DIRECTIVE
All the data must come back unchanged, except that pictures are left out.

THE RECORDS
-------------------------
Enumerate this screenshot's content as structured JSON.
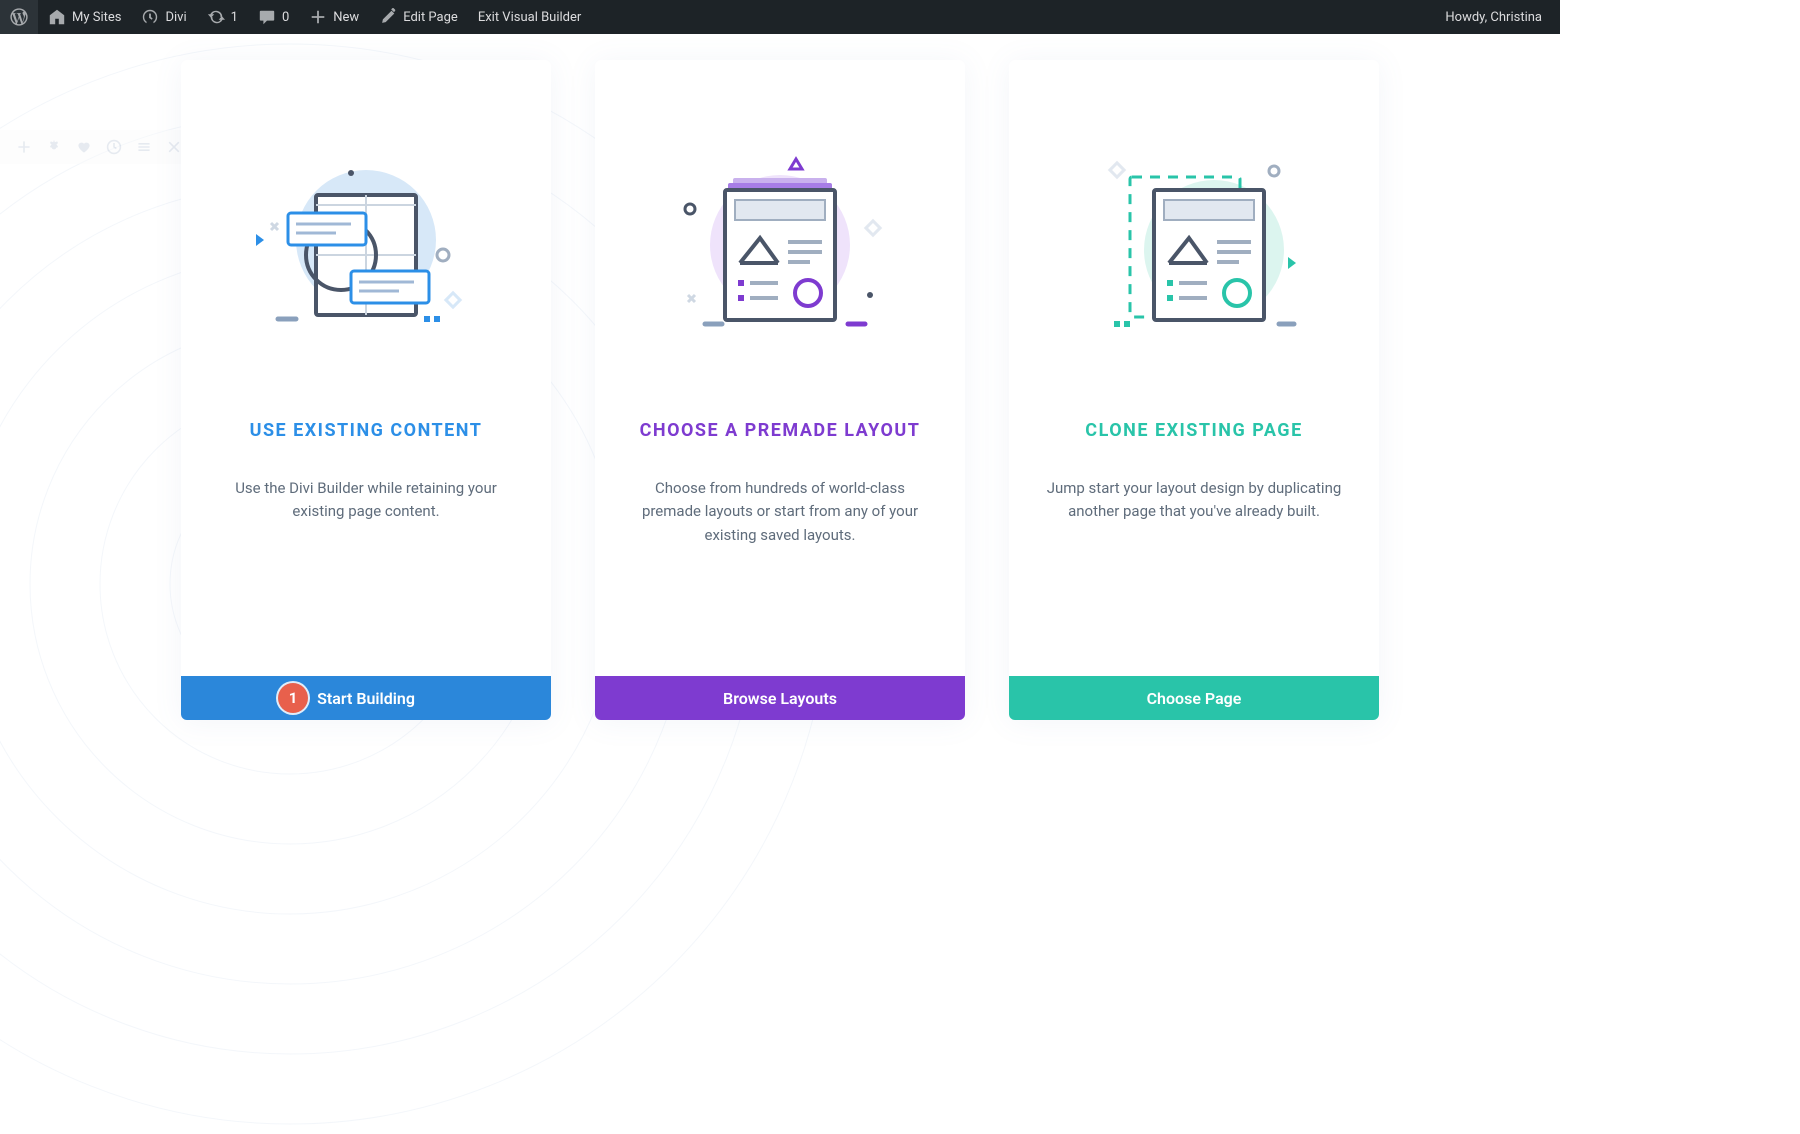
{
  "adminbar": {
    "my_sites": "My Sites",
    "site_name": "Divi",
    "updates_count": "1",
    "comments_count": "0",
    "new_label": "New",
    "edit_page": "Edit Page",
    "exit_vb": "Exit Visual Builder",
    "howdy": "Howdy, Christina"
  },
  "cards": [
    {
      "title": "USE EXISTING CONTENT",
      "desc": "Use the Divi Builder while retaining your existing page content.",
      "button": "Start Building",
      "badge": "1"
    },
    {
      "title": "CHOOSE A PREMADE LAYOUT",
      "desc": "Choose from hundreds of world-class premade layouts or start from any of your existing saved layouts.",
      "button": "Browse Layouts"
    },
    {
      "title": "CLONE EXISTING PAGE",
      "desc": "Jump start your layout design by duplicating another page that you've already built.",
      "button": "Choose Page"
    }
  ],
  "colors": {
    "blue": "#2b87da",
    "purple": "#7e3bd0",
    "teal": "#29c4a9",
    "badge": "#e8604c"
  }
}
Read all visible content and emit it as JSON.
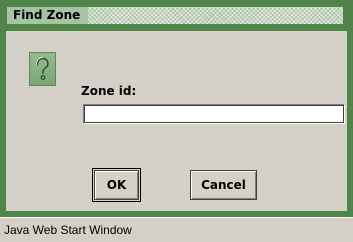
{
  "window": {
    "title": "Find Zone",
    "accent_color": "#4f8548",
    "status_text": "Java Web Start Window"
  },
  "dialog": {
    "icon": "question-icon",
    "label": "Zone id:",
    "input_value": "",
    "input_placeholder": ""
  },
  "buttons": {
    "ok_label": "OK",
    "cancel_label": "Cancel"
  }
}
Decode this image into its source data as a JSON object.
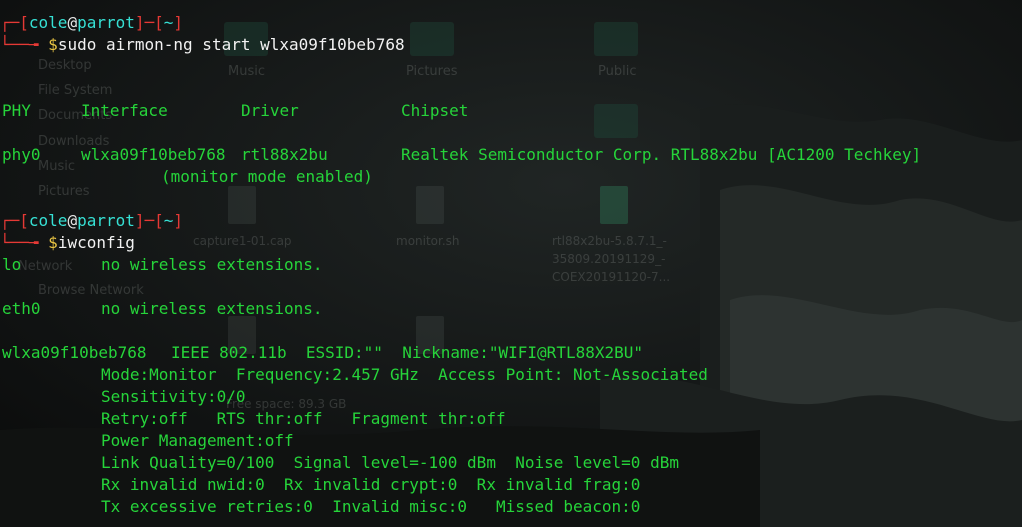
{
  "terminal": {
    "prompt": {
      "user": "cole",
      "at": "@",
      "host": "parrot",
      "dir": "~"
    },
    "commands": [
      "sudo airmon-ng start wlxa09f10beb768",
      "iwconfig"
    ],
    "airmon_table": {
      "headers": [
        "PHY",
        "Interface",
        "Driver",
        "Chipset"
      ],
      "row": {
        "phy": "phy0",
        "interface": "wlxa09f10beb768",
        "driver": "rtl88x2bu",
        "chipset": "Realtek Semiconductor Corp. RTL88x2bu [AC1200 Techkey]"
      },
      "note": "(monitor mode enabled)"
    },
    "iwconfig_output": [
      {
        "iface": "lo",
        "info": "no wireless extensions."
      },
      {
        "iface": "eth0",
        "info": "no wireless extensions."
      }
    ],
    "wireless": {
      "iface": "wlxa09f10beb768",
      "header": "IEEE 802.11b  ESSID:\"\"  Nickname:\"WIFI@RTL88X2BU\"",
      "details": [
        "Mode:Monitor  Frequency:2.457 GHz  Access Point: Not-Associated",
        "Sensitivity:0/0",
        "Retry:off   RTS thr:off   Fragment thr:off",
        "Power Management:off",
        "Link Quality=0/100  Signal level=-100 dBm  Noise level=0 dBm",
        "Rx invalid nwid:0  Rx invalid crypt:0  Rx invalid frag:0",
        "Tx excessive retries:0  Invalid misc:0   Missed beacon:0"
      ]
    }
  },
  "background_window": {
    "sidebar": [
      "Desktop",
      "File System",
      "Documents",
      "Downloads",
      "Music",
      "Pictures",
      "Network",
      "Browse Network"
    ],
    "folders": [
      "Music",
      "Pictures",
      "Public"
    ],
    "files": [
      "capture1-01.cap",
      "monitor.sh",
      "rtl88x2bu-5.8.7.1_-",
      "35809.20191129_-",
      "COEX20191120-7..."
    ],
    "free_space": "Free space: 89.3 GB"
  },
  "colors": {
    "output_green": "#26d43a",
    "prompt_red": "#e53935",
    "prompt_cyan": "#36e0d4",
    "dollar_yellow": "#e8c443"
  }
}
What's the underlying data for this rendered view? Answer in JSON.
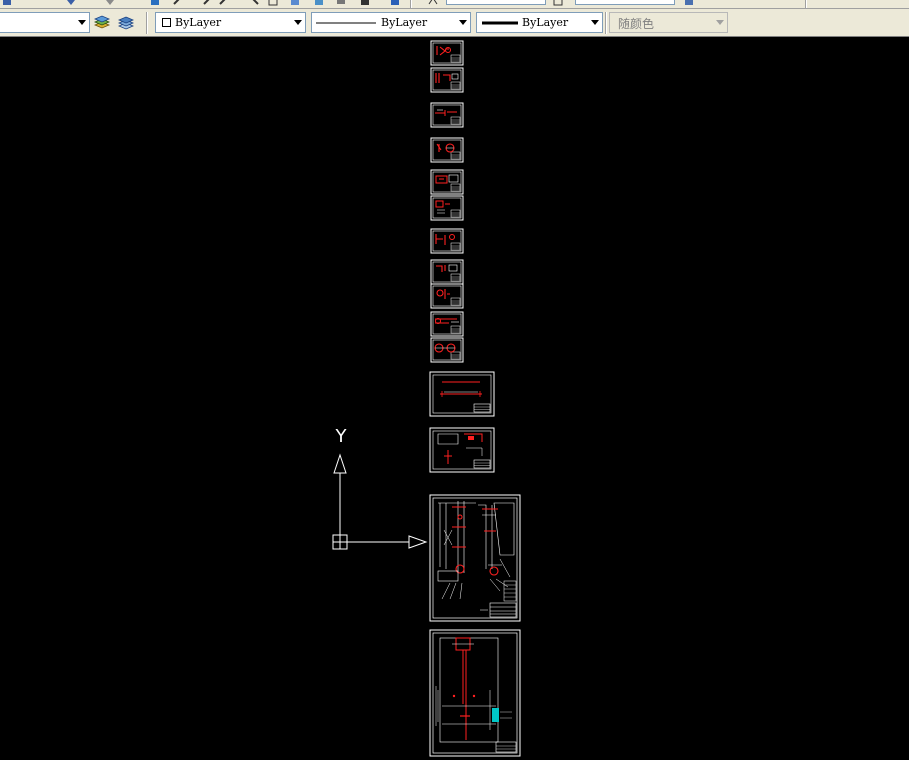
{
  "properties_toolbar": {
    "layer_control": {
      "value": ""
    },
    "color_control": {
      "value": "ByLayer"
    },
    "linetype_control": {
      "value": "ByLayer"
    },
    "lineweight_control": {
      "value": "ByLayer"
    },
    "plotstyle_control": {
      "value": "随颜色"
    }
  },
  "ucs_icon": {
    "y_label": "Y"
  },
  "colors": {
    "canvas": "#000000",
    "toolbar": "#ece9d8",
    "geometry": "#ffffff",
    "accent": "#ff2020",
    "highlight": "#00c8c8"
  },
  "icons": [
    "layer-states-icon",
    "layer-previous-icon",
    "dropdown-arrow-icon",
    "ucs-icon"
  ]
}
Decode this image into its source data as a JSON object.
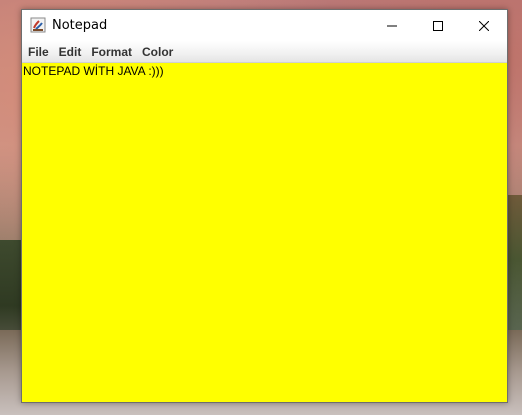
{
  "window": {
    "title": "Notepad",
    "app_icon": "java-app-icon",
    "controls": {
      "minimize": "minimize-icon",
      "maximize": "maximize-icon",
      "close": "close-icon"
    }
  },
  "menubar": {
    "items": [
      {
        "label": "File"
      },
      {
        "label": "Edit"
      },
      {
        "label": "Format"
      },
      {
        "label": "Color"
      }
    ]
  },
  "editor": {
    "text": "NOTEPAD WİTH JAVA :)))",
    "background_color": "#ffff00",
    "text_color": "#000000"
  }
}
-------------------------
EXERCISE SOLUTION
Enumerate this screenshot's content as structured JSON.
{
  "adminbar": {
    "my_sites": "My Sites",
    "site_name": "Divi",
    "updates_count": "1",
    "comments_count": "0",
    "new_label": "New",
    "edit_page": "Edit Page",
    "exit_vb": "Exit Visual Builder",
    "howdy": "Howdy, Christina"
  },
  "cards": [
    {
      "title": "USE EXISTING CONTENT",
      "desc": "Use the Divi Builder while retaining your existing page content.",
      "button": "Start Building",
      "badge": "1"
    },
    {
      "title": "CHOOSE A PREMADE LAYOUT",
      "desc": "Choose from hundreds of world-class premade layouts or start from any of your existing saved layouts.",
      "button": "Browse Layouts"
    },
    {
      "title": "CLONE EXISTING PAGE",
      "desc": "Jump start your layout design by duplicating another page that you've already built.",
      "button": "Choose Page"
    }
  ],
  "colors": {
    "blue": "#2b87da",
    "purple": "#7e3bd0",
    "teal": "#29c4a9",
    "badge": "#e8604c"
  }
}
Read all visible content and emit it as JSON.
{
  "window": {
    "title": "Find Zone",
    "accent_color": "#4f8548",
    "status_text": "Java Web Start Window"
  },
  "dialog": {
    "icon": "question-icon",
    "label": "Zone id:",
    "input_value": "",
    "input_placeholder": ""
  },
  "buttons": {
    "ok_label": "OK",
    "cancel_label": "Cancel"
  }
}
Decode this image into its source data as a JSON object.
{
  "terminal": {
    "prompt": {
      "user": "cole",
      "at": "@",
      "host": "parrot",
      "dir": "~"
    },
    "commands": [
      "sudo airmon-ng start wlxa09f10beb768",
      "iwconfig"
    ],
    "airmon_table": {
      "headers": [
        "PHY",
        "Interface",
        "Driver",
        "Chipset"
      ],
      "row": {
        "phy": "phy0",
        "interface": "wlxa09f10beb768",
        "driver": "rtl88x2bu",
        "chipset": "Realtek Semiconductor Corp. RTL88x2bu [AC1200 Techkey]"
      },
      "note": "(monitor mode enabled)"
    },
    "iwconfig_output": [
      {
        "iface": "lo",
        "info": "no wireless extensions."
      },
      {
        "iface": "eth0",
        "info": "no wireless extensions."
      }
    ],
    "wireless": {
      "iface": "wlxa09f10beb768",
      "header": "IEEE 802.11b  ESSID:\"\"  Nickname:\"WIFI@RTL88X2BU\"",
      "details": [
        "Mode:Monitor  Frequency:2.457 GHz  Access Point: Not-Associated",
        "Sensitivity:0/0",
        "Retry:off   RTS thr:off   Fragment thr:off",
        "Power Management:off",
        "Link Quality=0/100  Signal level=-100 dBm  Noise level=0 dBm",
        "Rx invalid nwid:0  Rx invalid crypt:0  Rx invalid frag:0",
        "Tx excessive retries:0  Invalid misc:0   Missed beacon:0"
      ]
    }
  },
  "background_window": {
    "sidebar": [
      "Desktop",
      "File System",
      "Documents",
      "Downloads",
      "Music",
      "Pictures",
      "Network",
      "Browse Network"
    ],
    "folders": [
      "Music",
      "Pictures",
      "Public"
    ],
    "files": [
      "capture1-01.cap",
      "monitor.sh",
      "rtl88x2bu-5.8.7.1_-",
      "35809.20191129_-",
      "COEX20191120-7..."
    ],
    "free_space": "Free space: 89.3 GB"
  },
  "colors": {
    "output_green": "#26d43a",
    "prompt_red": "#e53935",
    "prompt_cyan": "#36e0d4",
    "dollar_yellow": "#e8c443"
  }
}
What's the underlying data for this rendered view? Answer in JSON.
{
  "properties_toolbar": {
    "layer_control": {
      "value": ""
    },
    "color_control": {
      "value": "ByLayer"
    },
    "linetype_control": {
      "value": "ByLayer"
    },
    "lineweight_control": {
      "value": "ByLayer"
    },
    "plotstyle_control": {
      "value": "随颜色"
    }
  },
  "ucs_icon": {
    "y_label": "Y"
  },
  "colors": {
    "canvas": "#000000",
    "toolbar": "#ece9d8",
    "geometry": "#ffffff",
    "accent": "#ff2020",
    "highlight": "#00c8c8"
  },
  "icons": [
    "layer-states-icon",
    "layer-previous-icon",
    "dropdown-arrow-icon",
    "ucs-icon"
  ]
}
Decode this image into its source data as a JSON object.
{
  "window": {
    "title": "Notepad",
    "app_icon": "java-app-icon",
    "controls": {
      "minimize": "minimize-icon",
      "maximize": "maximize-icon",
      "close": "close-icon"
    }
  },
  "menubar": {
    "items": [
      {
        "label": "File"
      },
      {
        "label": "Edit"
      },
      {
        "label": "Format"
      },
      {
        "label": "Color"
      }
    ]
  },
  "editor": {
    "text": "NOTEPAD WİTH JAVA :)))",
    "background_color": "#ffff00",
    "text_color": "#000000"
  }
}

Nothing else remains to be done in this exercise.